## GOAL OF THE EXERCISE
Reproduce the material in full, exactly as written.

─── DATA EXCERPTS ───

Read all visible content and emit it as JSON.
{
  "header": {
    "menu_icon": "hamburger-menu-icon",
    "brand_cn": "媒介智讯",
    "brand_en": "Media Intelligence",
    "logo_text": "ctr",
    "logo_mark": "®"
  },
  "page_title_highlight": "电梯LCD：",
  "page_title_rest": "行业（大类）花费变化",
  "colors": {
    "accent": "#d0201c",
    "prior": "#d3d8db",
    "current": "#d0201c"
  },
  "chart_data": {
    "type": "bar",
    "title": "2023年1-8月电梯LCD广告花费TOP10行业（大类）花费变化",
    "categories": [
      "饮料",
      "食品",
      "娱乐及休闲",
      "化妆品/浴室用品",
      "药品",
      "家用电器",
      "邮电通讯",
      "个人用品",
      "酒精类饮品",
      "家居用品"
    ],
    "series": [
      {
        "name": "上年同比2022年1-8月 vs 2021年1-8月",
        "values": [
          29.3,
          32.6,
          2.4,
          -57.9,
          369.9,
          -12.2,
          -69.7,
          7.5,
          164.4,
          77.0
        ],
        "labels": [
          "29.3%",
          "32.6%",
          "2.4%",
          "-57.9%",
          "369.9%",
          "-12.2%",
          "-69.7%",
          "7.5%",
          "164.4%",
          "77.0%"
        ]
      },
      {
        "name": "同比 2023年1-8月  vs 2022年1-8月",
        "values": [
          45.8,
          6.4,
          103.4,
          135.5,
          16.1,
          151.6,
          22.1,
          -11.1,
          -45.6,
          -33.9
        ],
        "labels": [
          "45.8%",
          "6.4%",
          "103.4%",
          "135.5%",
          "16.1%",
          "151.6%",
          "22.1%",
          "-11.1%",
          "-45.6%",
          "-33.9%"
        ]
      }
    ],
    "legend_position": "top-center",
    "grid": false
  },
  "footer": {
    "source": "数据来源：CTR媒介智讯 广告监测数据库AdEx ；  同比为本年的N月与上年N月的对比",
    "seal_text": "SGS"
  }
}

───

## WRITTEN RESPONSE
Read all visible content and emit it as JSON.
{
  "header": {
    "menu_icon": "hamburger-menu-icon",
    "brand_cn": "媒介智讯",
    "brand_en": "Media Intelligence",
    "logo_text": "ctr",
    "logo_mark": "®"
  },
  "page_title_highlight": "电梯LCD：",
  "page_title_rest": "行业（大类）花费变化",
  "colors": {
    "accent": "#d0201c",
    "prior": "#d3d8db",
    "current": "#d0201c"
  },
  "chart_data": {
    "type": "bar",
    "title": "2023年1-8月电梯LCD广告花费TOP10行业（大类）花费变化",
    "categories": [
      "饮料",
      "食品",
      "娱乐及休闲",
      "化妆品/浴室用品",
      "药品",
      "家用电器",
      "邮电通讯",
      "个人用品",
      "酒精类饮品",
      "家居用品"
    ],
    "series": [
      {
        "name": "上年同比2022年1-8月 vs 2021年1-8月",
        "values": [
          29.3,
          32.6,
          2.4,
          -57.9,
          369.9,
          -12.2,
          -69.7,
          7.5,
          164.4,
          77.0
        ],
        "labels": [
          "29.3%",
          "32.6%",
          "2.4%",
          "-57.9%",
          "369.9%",
          "-12.2%",
          "-69.7%",
          "7.5%",
          "164.4%",
          "77.0%"
        ]
      },
      {
        "name": "同比 2023年1-8月  vs 2022年1-8月",
        "values": [
          45.8,
          6.4,
          103.4,
          135.5,
          16.1,
          151.6,
          22.1,
          -11.1,
          -45.6,
          -33.9
        ],
        "labels": [
          "45.8%",
          "6.4%",
          "103.4%",
          "135.5%",
          "16.1%",
          "151.6%",
          "22.1%",
          "-11.1%",
          "-45.6%",
          "-33.9%"
        ]
      }
    ],
    "legend_position": "top-center",
    "grid": false
  },
  "footer": {
    "source": "数据来源：CTR媒介智讯 广告监测数据库AdEx ；  同比为本年的N月与上年N月的对比",
    "seal_text": "SGS"
  }
}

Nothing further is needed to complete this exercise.